--- Start Extracted records ---

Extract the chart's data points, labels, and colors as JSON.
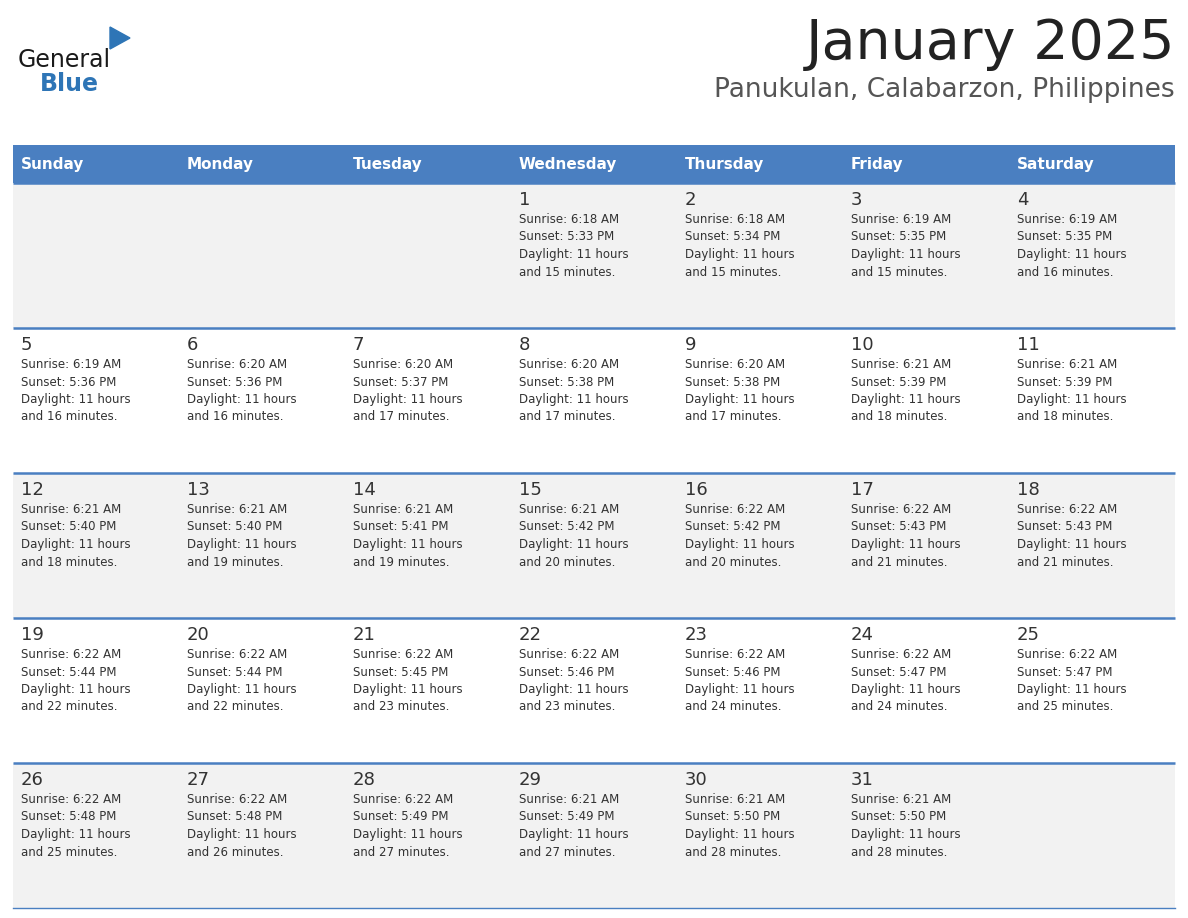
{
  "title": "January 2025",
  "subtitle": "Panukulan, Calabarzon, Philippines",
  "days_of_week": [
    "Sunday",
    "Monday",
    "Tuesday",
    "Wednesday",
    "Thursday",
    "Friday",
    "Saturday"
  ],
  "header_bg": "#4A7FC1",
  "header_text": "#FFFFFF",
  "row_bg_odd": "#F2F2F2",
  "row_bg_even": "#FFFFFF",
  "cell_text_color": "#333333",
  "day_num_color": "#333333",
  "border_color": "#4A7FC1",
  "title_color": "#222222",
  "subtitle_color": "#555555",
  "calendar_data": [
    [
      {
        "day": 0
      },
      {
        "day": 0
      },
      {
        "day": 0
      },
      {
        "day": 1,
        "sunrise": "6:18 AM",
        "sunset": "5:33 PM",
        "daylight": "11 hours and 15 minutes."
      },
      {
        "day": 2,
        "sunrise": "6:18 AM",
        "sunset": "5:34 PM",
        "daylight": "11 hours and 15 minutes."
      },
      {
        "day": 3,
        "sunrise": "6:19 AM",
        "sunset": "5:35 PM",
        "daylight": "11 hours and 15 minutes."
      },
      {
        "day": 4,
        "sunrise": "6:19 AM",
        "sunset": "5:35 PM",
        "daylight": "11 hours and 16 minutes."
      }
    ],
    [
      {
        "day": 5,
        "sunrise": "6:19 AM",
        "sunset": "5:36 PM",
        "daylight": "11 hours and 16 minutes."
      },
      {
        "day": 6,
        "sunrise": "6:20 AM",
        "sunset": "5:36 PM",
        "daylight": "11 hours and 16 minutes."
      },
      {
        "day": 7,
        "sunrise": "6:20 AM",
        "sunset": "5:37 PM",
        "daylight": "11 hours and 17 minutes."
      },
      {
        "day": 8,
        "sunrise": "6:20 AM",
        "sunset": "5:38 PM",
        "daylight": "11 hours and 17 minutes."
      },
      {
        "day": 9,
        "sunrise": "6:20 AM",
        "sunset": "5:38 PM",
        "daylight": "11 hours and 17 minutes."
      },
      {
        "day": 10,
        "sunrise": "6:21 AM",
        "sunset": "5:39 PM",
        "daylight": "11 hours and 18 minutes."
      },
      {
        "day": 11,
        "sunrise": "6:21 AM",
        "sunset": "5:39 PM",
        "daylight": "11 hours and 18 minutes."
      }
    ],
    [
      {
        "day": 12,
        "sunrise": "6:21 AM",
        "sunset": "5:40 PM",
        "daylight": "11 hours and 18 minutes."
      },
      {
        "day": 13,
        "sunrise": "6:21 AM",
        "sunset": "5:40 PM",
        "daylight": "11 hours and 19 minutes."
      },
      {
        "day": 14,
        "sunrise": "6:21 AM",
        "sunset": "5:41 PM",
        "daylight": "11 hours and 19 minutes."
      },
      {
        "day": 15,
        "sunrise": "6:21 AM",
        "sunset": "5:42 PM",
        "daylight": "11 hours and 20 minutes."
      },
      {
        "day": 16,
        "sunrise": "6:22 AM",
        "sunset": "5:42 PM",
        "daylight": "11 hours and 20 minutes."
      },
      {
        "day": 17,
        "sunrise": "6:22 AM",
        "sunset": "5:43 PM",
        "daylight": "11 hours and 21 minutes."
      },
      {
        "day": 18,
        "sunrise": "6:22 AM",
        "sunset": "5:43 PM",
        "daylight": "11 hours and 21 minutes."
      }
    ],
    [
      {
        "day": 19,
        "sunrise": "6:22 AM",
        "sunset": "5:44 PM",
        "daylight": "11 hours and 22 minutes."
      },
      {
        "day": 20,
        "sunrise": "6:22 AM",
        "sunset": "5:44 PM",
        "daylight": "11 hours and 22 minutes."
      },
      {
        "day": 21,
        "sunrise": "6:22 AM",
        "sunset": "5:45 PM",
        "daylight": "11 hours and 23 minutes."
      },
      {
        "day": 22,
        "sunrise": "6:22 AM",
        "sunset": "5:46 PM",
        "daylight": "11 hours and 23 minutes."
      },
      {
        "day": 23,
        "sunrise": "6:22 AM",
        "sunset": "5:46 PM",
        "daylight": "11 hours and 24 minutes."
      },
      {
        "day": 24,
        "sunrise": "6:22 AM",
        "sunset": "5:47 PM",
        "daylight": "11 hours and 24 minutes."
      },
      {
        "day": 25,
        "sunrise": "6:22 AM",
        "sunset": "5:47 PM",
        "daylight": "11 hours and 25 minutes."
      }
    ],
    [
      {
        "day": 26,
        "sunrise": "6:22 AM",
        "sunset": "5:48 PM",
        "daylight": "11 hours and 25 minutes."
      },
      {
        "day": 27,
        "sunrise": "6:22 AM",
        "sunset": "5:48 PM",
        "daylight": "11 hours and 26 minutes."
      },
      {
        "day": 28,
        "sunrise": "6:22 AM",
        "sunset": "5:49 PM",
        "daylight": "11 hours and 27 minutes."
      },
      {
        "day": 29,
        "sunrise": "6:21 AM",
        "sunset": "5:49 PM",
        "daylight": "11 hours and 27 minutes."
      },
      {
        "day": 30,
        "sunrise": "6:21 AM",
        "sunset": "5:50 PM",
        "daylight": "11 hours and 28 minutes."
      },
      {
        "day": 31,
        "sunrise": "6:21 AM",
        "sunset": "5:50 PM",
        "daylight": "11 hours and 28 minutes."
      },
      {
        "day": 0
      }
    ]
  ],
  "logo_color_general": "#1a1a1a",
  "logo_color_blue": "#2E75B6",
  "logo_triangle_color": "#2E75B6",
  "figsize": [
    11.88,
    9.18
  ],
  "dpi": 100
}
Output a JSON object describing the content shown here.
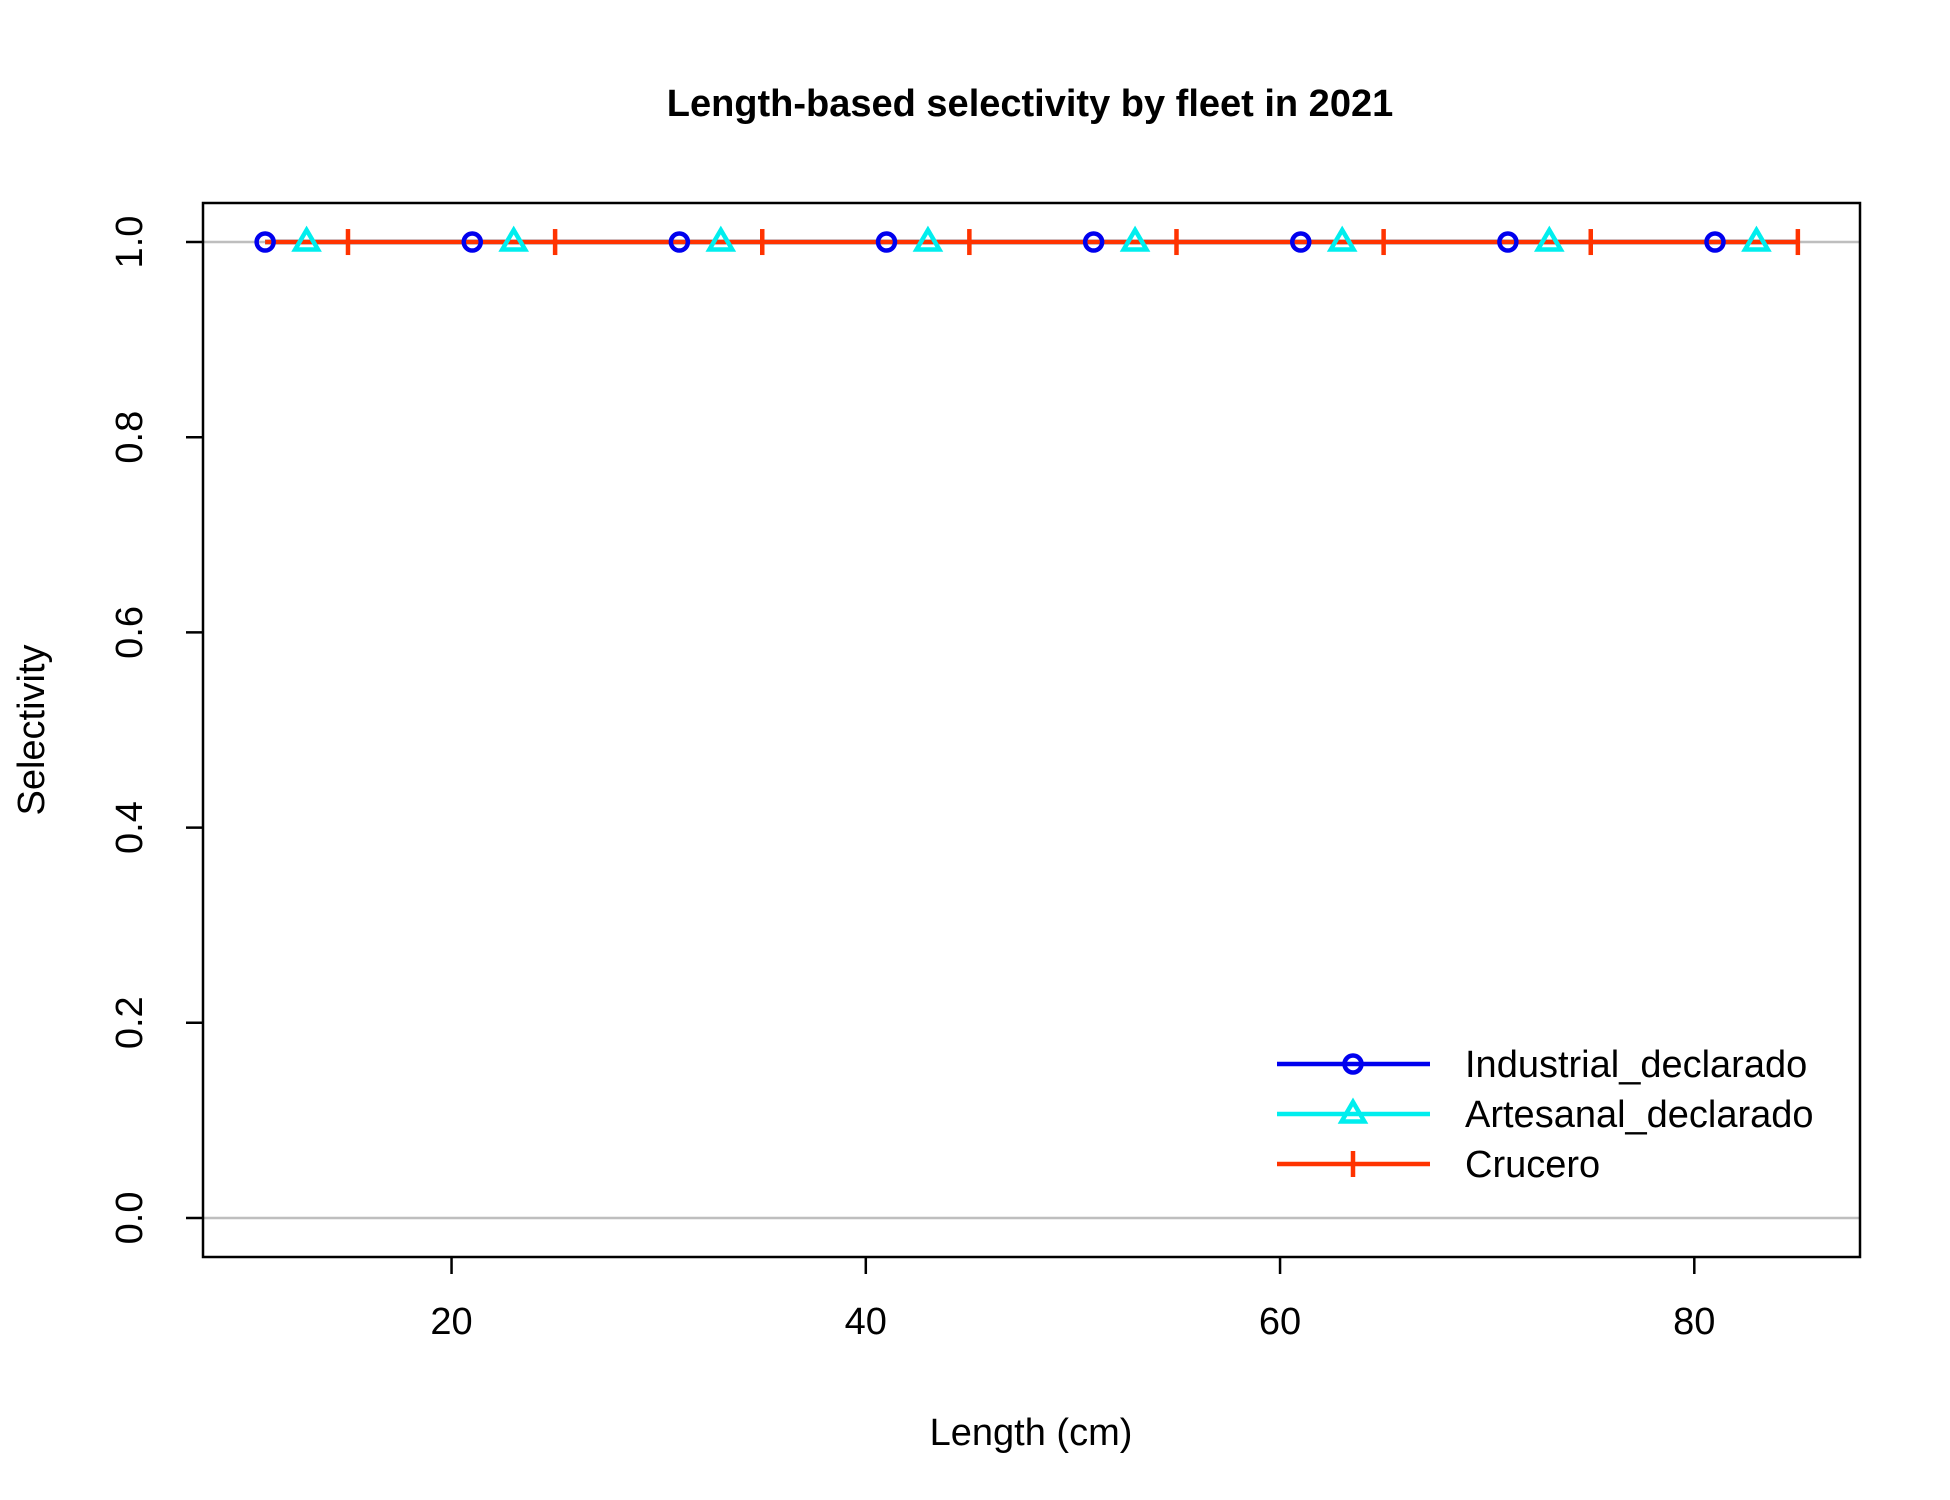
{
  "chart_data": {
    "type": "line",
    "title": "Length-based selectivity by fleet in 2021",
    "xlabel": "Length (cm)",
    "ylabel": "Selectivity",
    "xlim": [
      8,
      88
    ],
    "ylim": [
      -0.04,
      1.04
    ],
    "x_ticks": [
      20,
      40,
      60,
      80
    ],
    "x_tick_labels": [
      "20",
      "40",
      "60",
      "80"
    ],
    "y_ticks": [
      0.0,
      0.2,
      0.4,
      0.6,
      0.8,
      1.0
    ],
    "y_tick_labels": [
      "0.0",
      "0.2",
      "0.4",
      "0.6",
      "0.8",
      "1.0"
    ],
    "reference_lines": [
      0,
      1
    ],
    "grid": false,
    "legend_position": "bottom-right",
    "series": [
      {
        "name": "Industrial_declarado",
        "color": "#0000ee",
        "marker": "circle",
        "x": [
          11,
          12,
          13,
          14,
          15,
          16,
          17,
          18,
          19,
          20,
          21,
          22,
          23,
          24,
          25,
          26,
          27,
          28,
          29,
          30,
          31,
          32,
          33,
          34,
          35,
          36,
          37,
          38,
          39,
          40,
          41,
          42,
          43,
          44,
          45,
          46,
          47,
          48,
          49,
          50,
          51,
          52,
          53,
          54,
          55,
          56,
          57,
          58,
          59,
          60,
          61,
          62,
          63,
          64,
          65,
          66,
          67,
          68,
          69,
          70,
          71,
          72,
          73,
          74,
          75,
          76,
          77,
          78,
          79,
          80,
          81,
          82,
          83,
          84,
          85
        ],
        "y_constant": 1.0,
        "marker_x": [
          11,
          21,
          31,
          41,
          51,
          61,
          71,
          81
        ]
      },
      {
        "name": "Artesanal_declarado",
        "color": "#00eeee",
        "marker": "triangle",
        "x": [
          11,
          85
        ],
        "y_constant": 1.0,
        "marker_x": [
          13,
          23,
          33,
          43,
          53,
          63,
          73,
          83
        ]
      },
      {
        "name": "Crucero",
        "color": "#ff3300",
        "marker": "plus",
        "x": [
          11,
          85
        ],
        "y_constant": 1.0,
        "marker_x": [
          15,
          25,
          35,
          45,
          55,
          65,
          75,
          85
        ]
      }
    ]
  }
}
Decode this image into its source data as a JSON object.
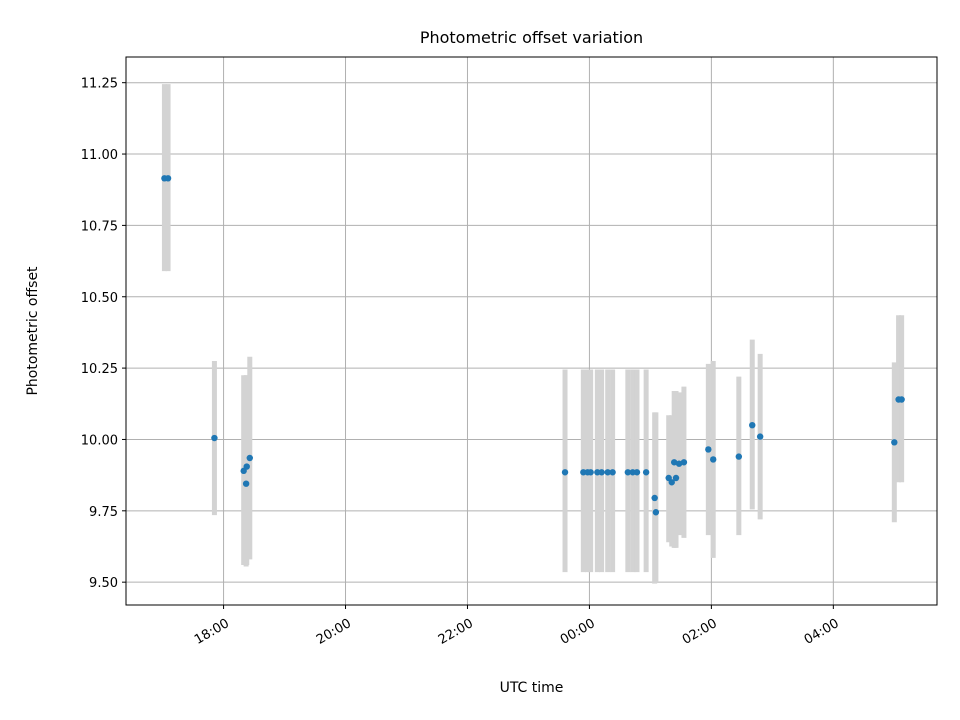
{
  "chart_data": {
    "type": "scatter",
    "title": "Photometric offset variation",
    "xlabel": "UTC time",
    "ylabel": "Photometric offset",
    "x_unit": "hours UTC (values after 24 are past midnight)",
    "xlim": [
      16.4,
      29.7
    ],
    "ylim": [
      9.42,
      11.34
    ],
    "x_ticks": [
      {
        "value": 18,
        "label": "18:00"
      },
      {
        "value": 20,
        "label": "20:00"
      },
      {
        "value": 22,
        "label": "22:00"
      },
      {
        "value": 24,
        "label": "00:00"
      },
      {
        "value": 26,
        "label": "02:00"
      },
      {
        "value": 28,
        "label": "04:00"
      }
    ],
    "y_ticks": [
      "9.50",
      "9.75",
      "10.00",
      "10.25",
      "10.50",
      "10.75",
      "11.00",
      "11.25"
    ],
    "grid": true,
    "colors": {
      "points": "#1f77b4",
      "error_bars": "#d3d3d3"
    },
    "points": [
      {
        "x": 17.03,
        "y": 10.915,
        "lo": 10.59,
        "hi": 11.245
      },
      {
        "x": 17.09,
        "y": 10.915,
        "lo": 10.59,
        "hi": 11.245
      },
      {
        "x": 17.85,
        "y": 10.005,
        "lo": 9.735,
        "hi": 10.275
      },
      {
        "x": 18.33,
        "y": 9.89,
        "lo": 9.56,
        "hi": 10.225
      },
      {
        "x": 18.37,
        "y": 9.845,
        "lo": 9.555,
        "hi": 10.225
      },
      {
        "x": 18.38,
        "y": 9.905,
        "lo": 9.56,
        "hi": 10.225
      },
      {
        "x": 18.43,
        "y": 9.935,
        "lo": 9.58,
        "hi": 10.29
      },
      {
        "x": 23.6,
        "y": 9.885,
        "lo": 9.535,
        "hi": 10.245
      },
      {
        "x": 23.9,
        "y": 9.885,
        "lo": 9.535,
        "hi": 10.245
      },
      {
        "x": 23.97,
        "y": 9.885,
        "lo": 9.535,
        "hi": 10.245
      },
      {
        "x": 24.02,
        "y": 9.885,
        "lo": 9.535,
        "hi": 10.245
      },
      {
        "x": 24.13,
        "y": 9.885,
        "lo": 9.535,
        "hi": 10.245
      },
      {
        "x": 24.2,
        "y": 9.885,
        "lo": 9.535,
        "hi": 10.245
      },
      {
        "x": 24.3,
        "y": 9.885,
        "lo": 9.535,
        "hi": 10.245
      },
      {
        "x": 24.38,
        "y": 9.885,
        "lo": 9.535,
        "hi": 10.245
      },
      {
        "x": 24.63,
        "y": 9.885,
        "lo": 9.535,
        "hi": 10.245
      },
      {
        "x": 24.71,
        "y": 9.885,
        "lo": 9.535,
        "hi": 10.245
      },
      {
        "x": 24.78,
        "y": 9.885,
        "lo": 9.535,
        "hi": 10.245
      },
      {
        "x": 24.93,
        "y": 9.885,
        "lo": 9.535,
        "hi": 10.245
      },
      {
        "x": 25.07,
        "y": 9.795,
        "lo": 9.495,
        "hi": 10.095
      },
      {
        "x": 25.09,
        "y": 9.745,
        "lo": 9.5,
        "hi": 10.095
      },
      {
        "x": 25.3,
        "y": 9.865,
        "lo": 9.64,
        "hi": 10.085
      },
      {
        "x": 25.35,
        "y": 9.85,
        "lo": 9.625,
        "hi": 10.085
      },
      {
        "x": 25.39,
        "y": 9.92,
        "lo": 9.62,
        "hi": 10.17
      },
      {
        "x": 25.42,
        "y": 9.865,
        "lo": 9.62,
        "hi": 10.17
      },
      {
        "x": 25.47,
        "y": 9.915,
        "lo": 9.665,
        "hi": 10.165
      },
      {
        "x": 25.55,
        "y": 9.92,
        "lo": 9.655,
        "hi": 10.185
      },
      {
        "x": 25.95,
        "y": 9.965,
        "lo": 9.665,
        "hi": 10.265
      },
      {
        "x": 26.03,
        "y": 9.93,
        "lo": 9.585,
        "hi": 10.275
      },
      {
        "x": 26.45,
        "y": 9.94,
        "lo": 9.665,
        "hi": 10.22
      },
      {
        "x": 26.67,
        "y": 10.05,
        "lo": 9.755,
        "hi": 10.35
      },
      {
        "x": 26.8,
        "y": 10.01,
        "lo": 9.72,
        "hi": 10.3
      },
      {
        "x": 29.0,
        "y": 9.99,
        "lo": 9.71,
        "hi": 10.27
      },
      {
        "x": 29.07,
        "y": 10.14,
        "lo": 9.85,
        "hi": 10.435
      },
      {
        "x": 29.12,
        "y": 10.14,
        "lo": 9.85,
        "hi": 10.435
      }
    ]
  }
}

--- End Extracted records ---

Extract all lines from the material above that include the word "points".

Extract the chart's data points, labels, and colors as JSON.
      "points": "#1f77b4",
    "points": [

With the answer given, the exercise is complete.